- _READING TEXT_:
————————
Governments as Climate Action Buddies: The Pacific Coast Collaborative

On Monday October 28th, leaders from the Pacific Coast Collaborative (British Columbia, Washington, Oregon and California) announced a continued commitment to work together to foster a prosperous green economy. Why does this matter? Together, these three states and one province are the world’s fifth-largest economy; a low-carbon transition will have an impact.

The Pacific Coast Collaborative was created in 2008 “to address the unique and shared circumstances of the Pacific coastal areas and jurisdictions in North America by providing a framework for co-operative action, a forum for leadership and the sharing of information on best practices, and a common voice on issues facing coastal and Pacific jurisdictions." The commitment announced last week is to moving forward with an Action Plan that includes:

  • All four jurisdictions creating or continuing with an approach to pricing carbon emissions.
  • Alignment of carbon pricing policies where feasible, including necessary carbon accounting frameworks.
  • Developing policies in line with scientific findings of the Intergovernmental Panel on Climate Change.
  • Ongoing sub-national collaboration to support national (and international) progress on climate change policy.
————————
- _YOUR TASK_:
Name the jurisdictions that make up the Pacific Coast Collaborative, according to the article above.

- _RECORDED DATA_:
————————
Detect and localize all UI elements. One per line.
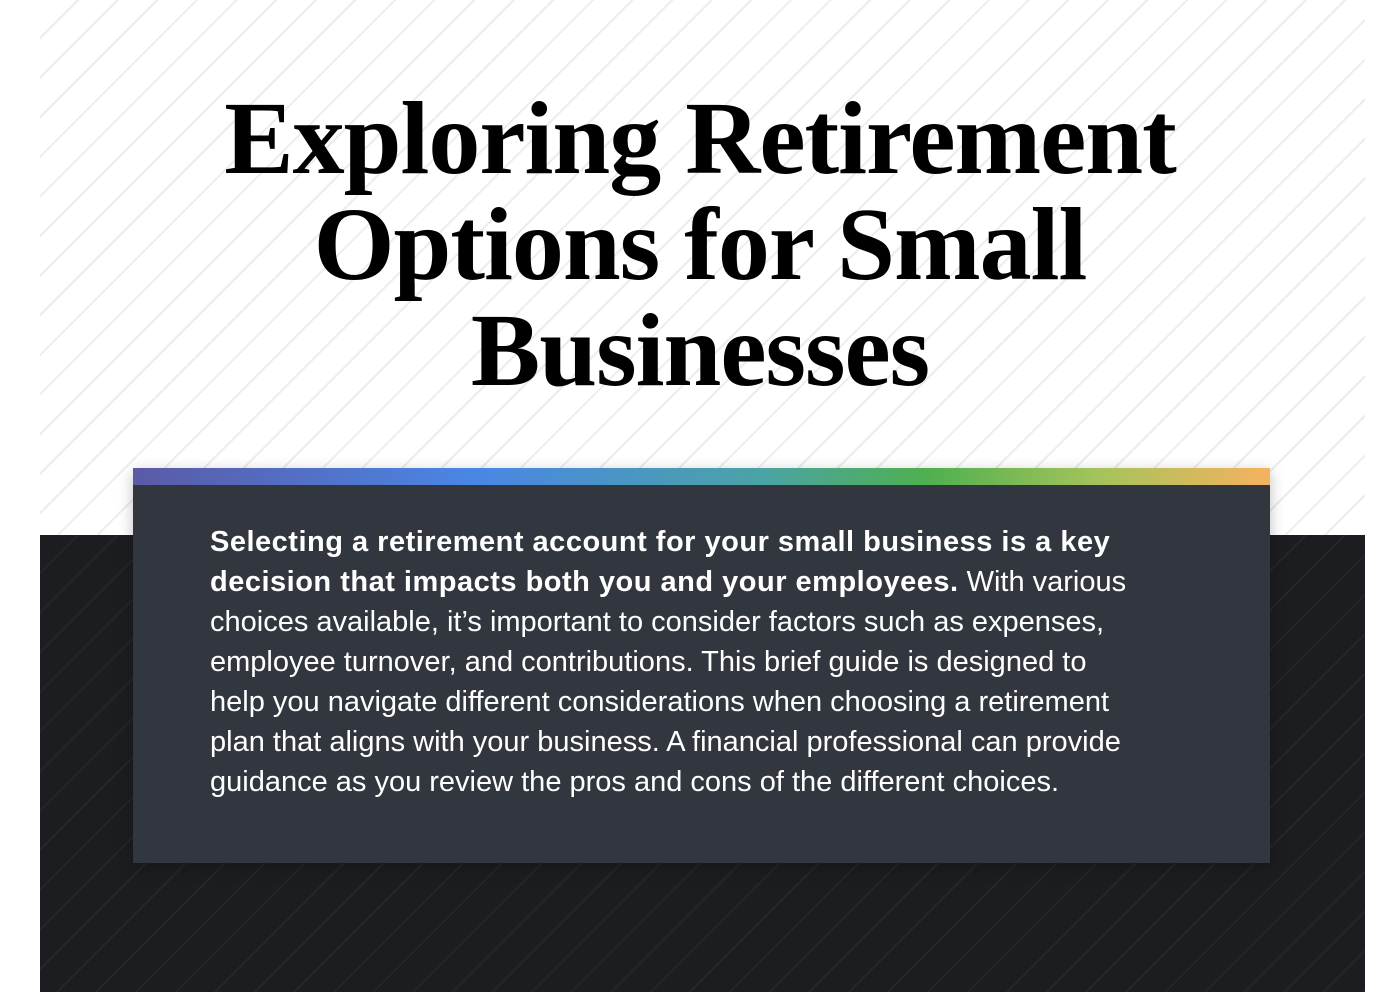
————————
- _EXPECTED ANSWER_:
British Columbia, Washington, Oregon, California